**Given records**:

- - -

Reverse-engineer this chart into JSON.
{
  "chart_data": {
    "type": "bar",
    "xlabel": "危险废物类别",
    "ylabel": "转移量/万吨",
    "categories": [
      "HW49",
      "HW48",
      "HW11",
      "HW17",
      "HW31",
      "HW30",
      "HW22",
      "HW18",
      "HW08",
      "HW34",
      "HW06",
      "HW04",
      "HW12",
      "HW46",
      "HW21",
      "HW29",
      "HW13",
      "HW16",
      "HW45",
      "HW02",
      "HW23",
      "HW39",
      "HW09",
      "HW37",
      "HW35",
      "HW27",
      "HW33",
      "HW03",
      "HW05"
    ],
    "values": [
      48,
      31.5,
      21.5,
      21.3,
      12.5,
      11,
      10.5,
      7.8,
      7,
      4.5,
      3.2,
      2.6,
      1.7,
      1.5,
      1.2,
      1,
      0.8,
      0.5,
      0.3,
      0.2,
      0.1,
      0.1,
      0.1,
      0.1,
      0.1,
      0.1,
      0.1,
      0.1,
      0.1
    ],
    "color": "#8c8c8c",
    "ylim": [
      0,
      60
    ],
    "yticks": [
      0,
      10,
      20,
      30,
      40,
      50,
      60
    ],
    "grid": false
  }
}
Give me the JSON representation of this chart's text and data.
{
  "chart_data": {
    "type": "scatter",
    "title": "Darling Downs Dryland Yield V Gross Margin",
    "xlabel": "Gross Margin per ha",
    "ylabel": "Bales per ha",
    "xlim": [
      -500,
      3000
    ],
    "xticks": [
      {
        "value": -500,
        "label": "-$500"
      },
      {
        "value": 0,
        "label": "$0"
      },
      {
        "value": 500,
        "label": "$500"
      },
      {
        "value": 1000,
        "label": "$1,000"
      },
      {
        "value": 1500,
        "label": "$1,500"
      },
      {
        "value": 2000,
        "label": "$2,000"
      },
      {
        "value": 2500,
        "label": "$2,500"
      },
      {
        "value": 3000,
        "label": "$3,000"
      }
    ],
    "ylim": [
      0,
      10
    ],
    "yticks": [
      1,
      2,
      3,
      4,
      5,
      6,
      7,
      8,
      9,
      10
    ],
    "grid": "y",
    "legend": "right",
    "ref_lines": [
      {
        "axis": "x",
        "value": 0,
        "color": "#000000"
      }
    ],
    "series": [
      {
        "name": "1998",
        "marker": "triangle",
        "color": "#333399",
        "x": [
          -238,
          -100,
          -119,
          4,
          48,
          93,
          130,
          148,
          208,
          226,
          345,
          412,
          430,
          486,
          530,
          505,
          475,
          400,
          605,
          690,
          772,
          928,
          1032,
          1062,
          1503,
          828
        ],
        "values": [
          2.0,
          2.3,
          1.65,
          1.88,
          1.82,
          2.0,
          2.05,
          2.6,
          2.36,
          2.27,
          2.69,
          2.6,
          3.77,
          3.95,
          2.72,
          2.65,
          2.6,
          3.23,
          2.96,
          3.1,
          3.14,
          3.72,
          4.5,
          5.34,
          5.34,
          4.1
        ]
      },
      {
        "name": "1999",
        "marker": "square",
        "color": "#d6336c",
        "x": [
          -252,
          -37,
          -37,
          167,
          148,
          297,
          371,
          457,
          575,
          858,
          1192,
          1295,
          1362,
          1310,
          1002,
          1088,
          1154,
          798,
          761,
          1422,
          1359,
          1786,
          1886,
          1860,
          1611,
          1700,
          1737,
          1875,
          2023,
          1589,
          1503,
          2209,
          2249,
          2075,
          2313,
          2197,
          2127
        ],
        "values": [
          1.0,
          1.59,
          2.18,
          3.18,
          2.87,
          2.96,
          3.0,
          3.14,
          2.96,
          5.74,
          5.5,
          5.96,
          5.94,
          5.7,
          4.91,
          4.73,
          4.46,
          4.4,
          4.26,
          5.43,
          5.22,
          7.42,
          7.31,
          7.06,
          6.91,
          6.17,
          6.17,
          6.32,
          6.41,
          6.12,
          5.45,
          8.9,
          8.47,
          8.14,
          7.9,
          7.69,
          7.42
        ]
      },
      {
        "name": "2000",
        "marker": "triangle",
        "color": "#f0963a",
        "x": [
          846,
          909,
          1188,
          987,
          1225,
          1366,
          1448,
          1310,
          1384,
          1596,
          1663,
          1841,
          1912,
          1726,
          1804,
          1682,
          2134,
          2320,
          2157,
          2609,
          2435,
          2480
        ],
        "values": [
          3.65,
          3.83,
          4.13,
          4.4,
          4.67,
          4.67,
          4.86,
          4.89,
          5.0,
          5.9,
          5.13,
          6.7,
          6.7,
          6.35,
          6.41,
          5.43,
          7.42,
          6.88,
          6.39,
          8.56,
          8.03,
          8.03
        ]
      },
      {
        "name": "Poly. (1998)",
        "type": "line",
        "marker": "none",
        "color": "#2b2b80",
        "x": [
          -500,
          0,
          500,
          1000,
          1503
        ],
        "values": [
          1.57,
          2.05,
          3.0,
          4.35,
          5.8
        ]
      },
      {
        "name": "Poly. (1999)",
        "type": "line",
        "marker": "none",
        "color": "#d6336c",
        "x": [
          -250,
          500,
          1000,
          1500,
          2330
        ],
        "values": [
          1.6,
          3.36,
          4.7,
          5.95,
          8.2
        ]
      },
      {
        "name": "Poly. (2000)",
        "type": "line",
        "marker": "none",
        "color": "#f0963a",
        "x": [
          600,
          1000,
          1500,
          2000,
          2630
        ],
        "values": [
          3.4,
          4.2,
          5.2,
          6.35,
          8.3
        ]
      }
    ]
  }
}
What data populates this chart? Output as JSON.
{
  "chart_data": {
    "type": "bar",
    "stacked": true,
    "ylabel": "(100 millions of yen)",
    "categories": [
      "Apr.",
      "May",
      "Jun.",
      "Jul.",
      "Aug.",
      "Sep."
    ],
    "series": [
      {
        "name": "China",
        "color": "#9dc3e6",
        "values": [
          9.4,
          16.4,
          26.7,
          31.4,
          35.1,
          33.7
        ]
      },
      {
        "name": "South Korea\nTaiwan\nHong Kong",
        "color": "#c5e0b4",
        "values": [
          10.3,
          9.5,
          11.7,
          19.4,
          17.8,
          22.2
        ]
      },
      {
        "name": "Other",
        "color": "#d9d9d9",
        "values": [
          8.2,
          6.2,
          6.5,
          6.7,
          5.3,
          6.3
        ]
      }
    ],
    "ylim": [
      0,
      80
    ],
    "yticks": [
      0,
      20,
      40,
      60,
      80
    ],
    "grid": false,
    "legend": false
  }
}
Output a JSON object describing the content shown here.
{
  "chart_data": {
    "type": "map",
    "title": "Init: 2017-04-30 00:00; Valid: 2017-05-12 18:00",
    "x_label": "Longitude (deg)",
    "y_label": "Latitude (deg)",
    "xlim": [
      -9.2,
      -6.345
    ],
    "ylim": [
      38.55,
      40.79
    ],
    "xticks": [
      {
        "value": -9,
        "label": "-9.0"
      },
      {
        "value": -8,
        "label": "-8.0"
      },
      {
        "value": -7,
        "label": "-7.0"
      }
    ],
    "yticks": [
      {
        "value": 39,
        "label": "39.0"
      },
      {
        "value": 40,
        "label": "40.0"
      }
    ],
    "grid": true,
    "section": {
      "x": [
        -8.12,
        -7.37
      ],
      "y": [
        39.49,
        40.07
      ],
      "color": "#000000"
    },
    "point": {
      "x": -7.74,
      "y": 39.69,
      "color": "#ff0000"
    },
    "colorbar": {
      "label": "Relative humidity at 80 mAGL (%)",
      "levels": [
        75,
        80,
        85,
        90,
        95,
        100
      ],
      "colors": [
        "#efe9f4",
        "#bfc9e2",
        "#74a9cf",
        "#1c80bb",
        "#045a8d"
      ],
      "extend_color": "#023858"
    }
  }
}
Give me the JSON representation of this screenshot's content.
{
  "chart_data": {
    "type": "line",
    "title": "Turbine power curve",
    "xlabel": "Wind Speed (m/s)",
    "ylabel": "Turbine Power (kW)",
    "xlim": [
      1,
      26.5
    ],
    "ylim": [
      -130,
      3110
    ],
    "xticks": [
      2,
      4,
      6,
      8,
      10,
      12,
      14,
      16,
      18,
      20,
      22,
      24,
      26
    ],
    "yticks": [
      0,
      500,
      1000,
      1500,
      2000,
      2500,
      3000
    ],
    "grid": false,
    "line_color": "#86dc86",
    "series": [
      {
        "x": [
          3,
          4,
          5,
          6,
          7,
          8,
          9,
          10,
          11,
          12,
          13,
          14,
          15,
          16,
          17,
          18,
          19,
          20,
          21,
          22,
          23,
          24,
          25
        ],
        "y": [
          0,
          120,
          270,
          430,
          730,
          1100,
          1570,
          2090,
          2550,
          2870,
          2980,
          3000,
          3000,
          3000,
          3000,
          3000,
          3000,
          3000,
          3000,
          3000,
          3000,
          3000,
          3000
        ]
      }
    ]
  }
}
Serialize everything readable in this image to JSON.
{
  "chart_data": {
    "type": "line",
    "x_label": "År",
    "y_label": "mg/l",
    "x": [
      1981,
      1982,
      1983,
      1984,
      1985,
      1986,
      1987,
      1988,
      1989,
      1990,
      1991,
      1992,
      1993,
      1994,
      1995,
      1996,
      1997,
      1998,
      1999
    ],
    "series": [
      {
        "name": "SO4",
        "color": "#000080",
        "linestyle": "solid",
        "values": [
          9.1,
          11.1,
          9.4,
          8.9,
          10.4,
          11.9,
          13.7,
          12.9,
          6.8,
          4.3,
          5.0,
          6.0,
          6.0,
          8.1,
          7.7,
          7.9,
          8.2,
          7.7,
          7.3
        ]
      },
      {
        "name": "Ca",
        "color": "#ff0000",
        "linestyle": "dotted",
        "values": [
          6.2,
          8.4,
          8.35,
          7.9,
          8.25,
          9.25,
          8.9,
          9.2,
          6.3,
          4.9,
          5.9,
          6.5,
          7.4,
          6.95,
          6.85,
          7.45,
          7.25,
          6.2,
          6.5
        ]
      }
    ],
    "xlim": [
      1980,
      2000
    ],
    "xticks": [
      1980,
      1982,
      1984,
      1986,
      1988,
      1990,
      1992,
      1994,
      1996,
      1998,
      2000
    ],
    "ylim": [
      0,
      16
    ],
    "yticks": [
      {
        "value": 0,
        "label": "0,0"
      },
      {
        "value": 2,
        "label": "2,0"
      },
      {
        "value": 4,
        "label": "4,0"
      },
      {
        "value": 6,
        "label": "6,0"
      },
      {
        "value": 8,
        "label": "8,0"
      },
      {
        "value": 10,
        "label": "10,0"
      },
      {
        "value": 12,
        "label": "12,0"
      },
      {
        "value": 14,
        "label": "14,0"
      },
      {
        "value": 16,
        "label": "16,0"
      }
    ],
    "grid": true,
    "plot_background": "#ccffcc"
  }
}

- - -

Identify and copy lines that hold the string "Gross".

**Complete output**:
    "title": "Darling Downs Dryland Yield V Gross Margin",
    "xlabel": "Gross Margin per ha",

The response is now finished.